▶ _Prompt_: Compute how many lines in the entries below contain "species", and output nothing but the number.

(Dataset items)
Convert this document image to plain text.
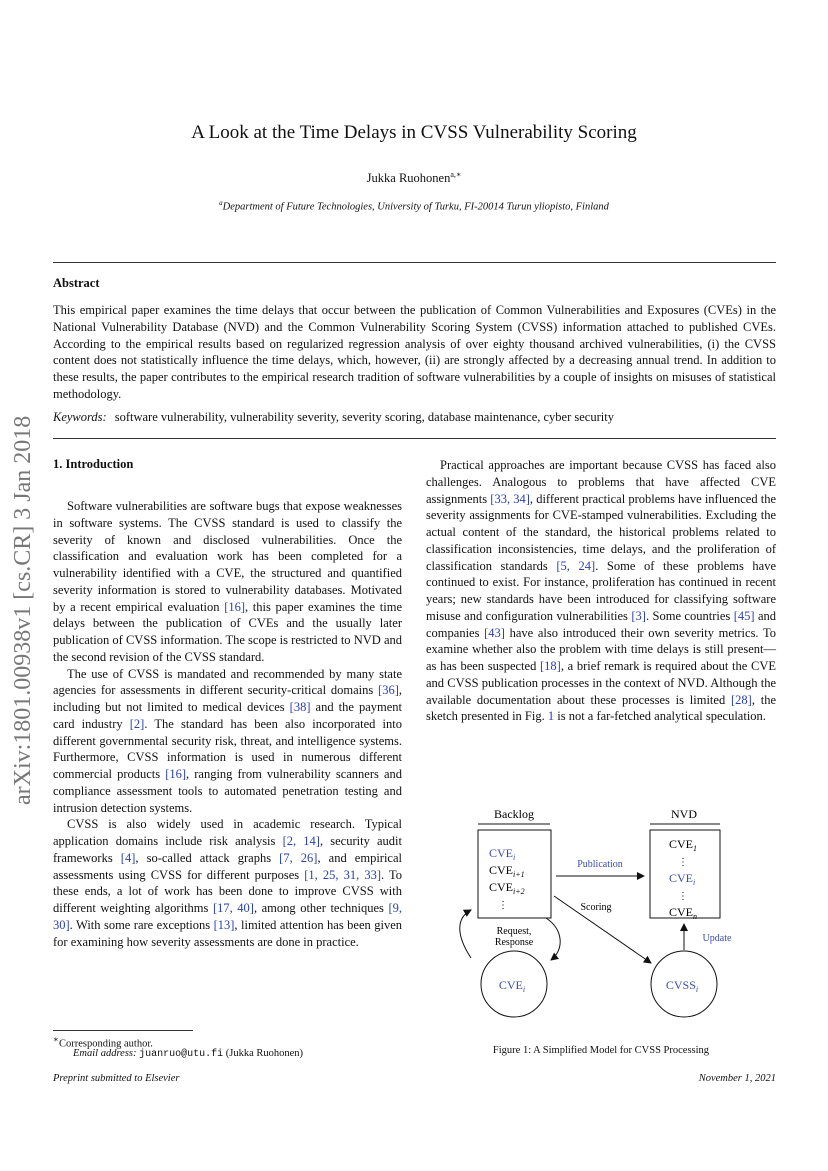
arXiv:1801.00938v1 [cs.CR] 3 Jan 2018
A Look at the Time Delays in CVSS Vulnerability Scoring
Jukka Ruohonen$^{a,∗}$
$^a$Department of Future Technologies, University of Turku, FI-20014 Turun yliopisto, Finland
Abstract
This empirical paper examines the time delays that occur between the publication of Common Vulnerabilities and Exposures (CVEs) in the National Vulnerability Database (NVD) and the Common Vulnerability Scoring System (CVSS) information attached to published CVEs. According to the empirical results based on regularized regression analysis of over eighty thousand archived vulnerabilities, (i) the CVSS content does not statistically influence the time delays, which, however, (ii) are strongly affected by a decreasing annual trend. In addition to these results, the paper contributes to the empirical research tradition of software vulnerabilities by a couple of insights on misuses of statistical methodology.
Keywords: software vulnerability, vulnerability severity, severity scoring, database maintenance, cyber security
1. Introduction

Software vulnerabilities are software bugs that expose weaknesses in software systems. The CVSS standard is used to classify the severity of known and disclosed vulnerabilities. Once the classification and evaluation work has been completed for a vulnerability identified with a CVE, the structured and quantified severity information is stored to vulnerability databases. Motivated by a recent empirical evaluation [16], this paper examines the time delays between the publication of CVEs and the usually later publication of CVSS information. The scope is restricted to NVD and the second revision of the CVSS standard.

The use of CVSS is mandated and recommended by many state agencies for assessments in different security-critical domains [36], including but not limited to medical devices [38] and the payment card industry [2]. The standard has been also incorporated into different governmental security risk, threat, and intelligence systems. Furthermore, CVSS information is used in numerous different commercial products [16], ranging from vulnerability scanners and compliance assessment tools to automated penetration testing and intrusion detection systems.

CVSS is also widely used in academic research. Typical application domains include risk analysis [2, 14], security audit frameworks [4], so-called attack graphs [7, 26], and empirical assessments using CVSS for different purposes [1, 25, 31, 33]. To these ends, a lot of work has been done to improve CVSS with different weighting algorithms [17, 40], among other techniques [9, 30]. With some rare exceptions [13], limited attention has been given for examining how severity assessments are done in practice.

Practical approaches are important because CVSS has faced also challenges. Analogous to problems that have affected CVE assignments [33, 34], different practical problems have influenced the severity assignments for CVE-stamped vulnerabilities. Excluding the actual content of the standard, the historical problems related to classification inconsistencies, time delays, and the proliferation of classification standards [5, 24]. Some of these problems have continued to exist. For instance, proliferation has continued in recent years; new standards have been introduced for classifying software misuse and configuration vulnerabilities [3]. Some countries [45] and companies [43] have also introduced their own severity metrics. To examine whether also the problem with time delays is still present—as has been suspected [18], a brief remark is required about the CVE and CVSS publication processes in the context of NVD. Although the available documentation about these processes is limited [28], the sketch presented in Fig. 1 is not a far-fetched analytical speculation.

Backlog
$CVE_i$
$CVE_{i+1}$
$CVE_{i+2}$
⋮
NVD
$CVE_1$
⋮
$CVE_i$
⋮
$CVE_n$
Publication
Scoring
Update
Request,
Response
$CVE_i$	$CVSS_i$
Figure 1: A Simplified Model for CVSS Processing
∗Corresponding author.
Email address: juanruo@utu.fi (Jukka Ruohonen)
Preprint submitted to Elsevier	November 1, 2021
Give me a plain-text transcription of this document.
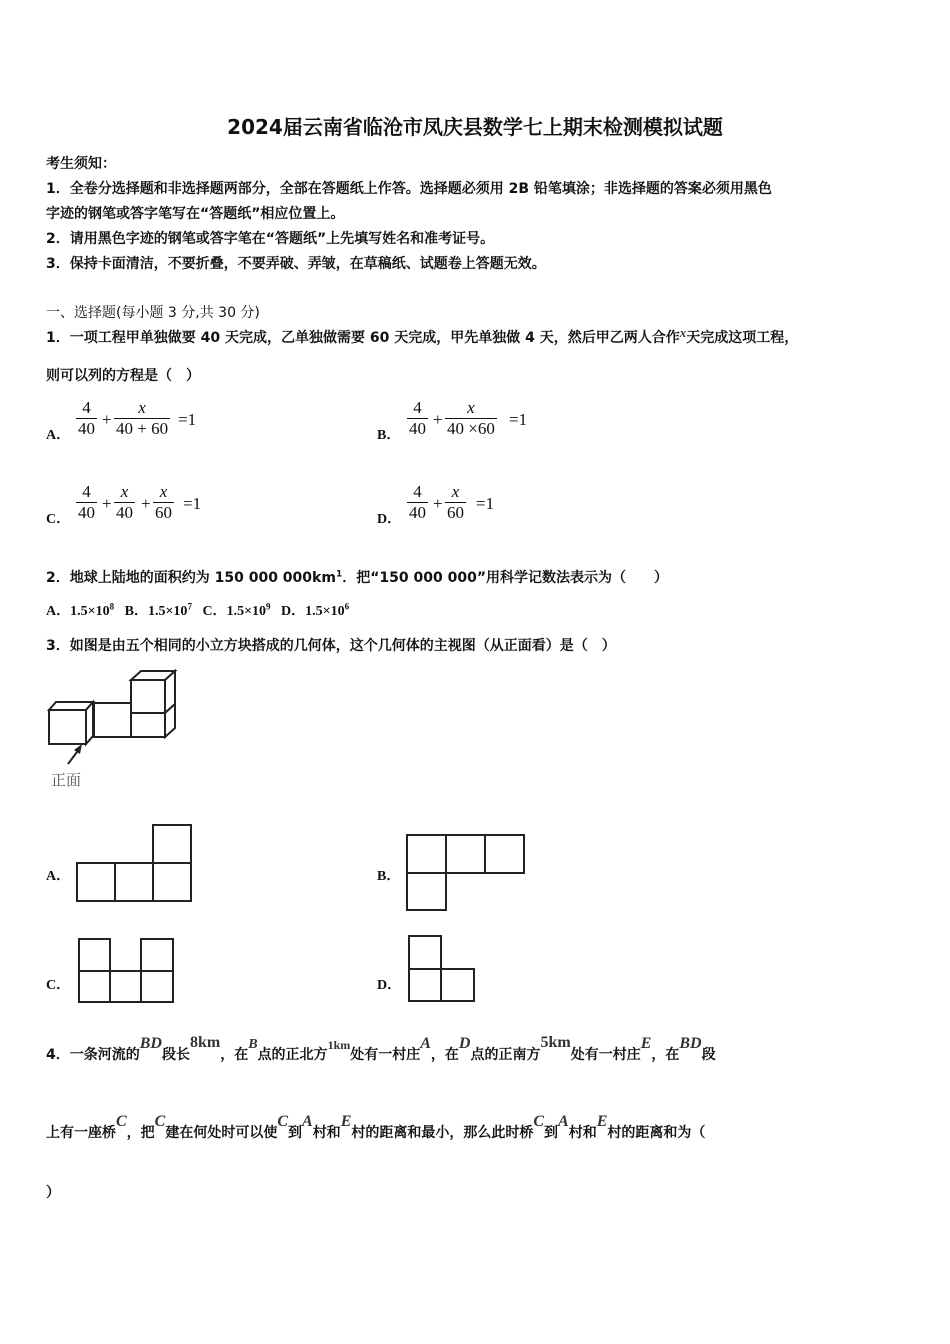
2024届云南省临沧市凤庆县数学七上期末检测模拟试题
考生须知：
1．全卷分选择题和非选择题两部分，全部在答题纸上作答。选择题必须用 2B 铅笔填涂；非选择题的答案必须用黑色
字迹的钢笔或答字笔写在“答题纸”相应位置上。
2．请用黑色字迹的钢笔或答字笔在“答题纸”上先填写姓名和准考证号。
3．保持卡面清洁，不要折叠，不要弄破、弄皱，在草稿纸、试题卷上答题无效。
一、选择题(每小题 3 分,共 30 分)
1．一项工程甲单独做要 40 天完成，乙单独做需要 60 天完成，甲先单独做 4 天，然后甲乙两人合作x天完成这项工程，
则可以列的方程是（　）
A． $\frac{4}{40} + \frac{x}{40 + 60} =1$
B． $\frac{4}{40} + \frac{x}{40 \times 60} =1$
C． $\frac{4}{40} + \frac{x}{40} + \frac{x}{60} =1$
D． $\frac{4}{40} + \frac{x}{60} =1$
2．地球上陆地的面积约为 150 000 $000km^1$．把“150 000 000”用科学记数法表示为（　　）
A．$1.5\times 10^8$ B．$1.5\times 10^7$ C．$1.5\times 10^9$ D．$1.5\times 10^6$
3．如图是由五个相同的小立方块搭成的几何体，这个几何体的主视图（从正面看）是（　）
正面
A．	B．
C．	D．
4．一条河流的BD段长8km，在B点的正北方1km处有一村庄A，在D点的正南方5km处有一村庄E，在BD段
上有一座桥C，把C建在何处时可以使C到A村和E村的距离和最小，那么此时桥C到A村和E村的距离和为（
）
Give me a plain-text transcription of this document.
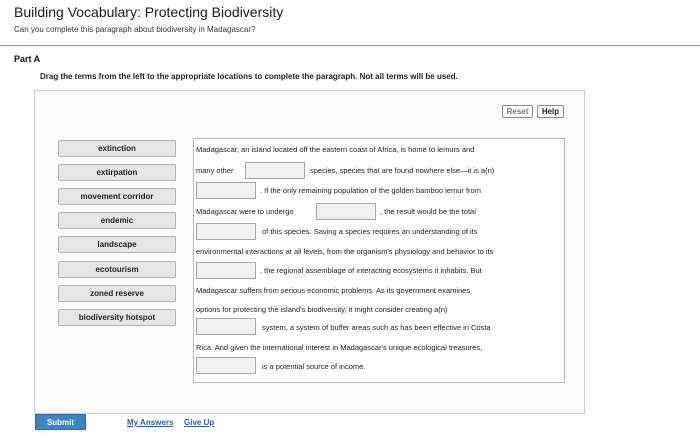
Building Vocabulary: Protecting Biodiversity
Can you complete this paragraph about biodiversity in Madagascar?
Part A
Drag the terms from the left to the appropriate locations to complete the paragraph. Not all terms will be used.
Reset	Help
extinction
extirpation
movement corridor
endemic
landscape
ecotourism
zoned reserve
biodiversity hotspot
Madagascar, an island located off the eastern coast of Africa, is home to lemurs and
many other	species, species that are found nowhere else—it is a(n)
. If the only remaining population of the golden bamboo lemur from
Madagascar were to undergo	, the result would be the total
of this species. Saving a species requires an understanding of its
environmental interactions at all levels, from the organism's physiology and behavior to its
, the regional assemblage of interacting ecosystems it inhabits. But
Madagascar suffers from serious economic problems. As its government examines
options for protecting the island's biodiversity, it might consider creating a(n)
system, a system of buffer areas such as has been effective in Costa
Rica. And given the international interest in Madagascar's unique ecological treasures,
is a potential source of income.
Submit	My Answers Give Up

▶ _Result_: 2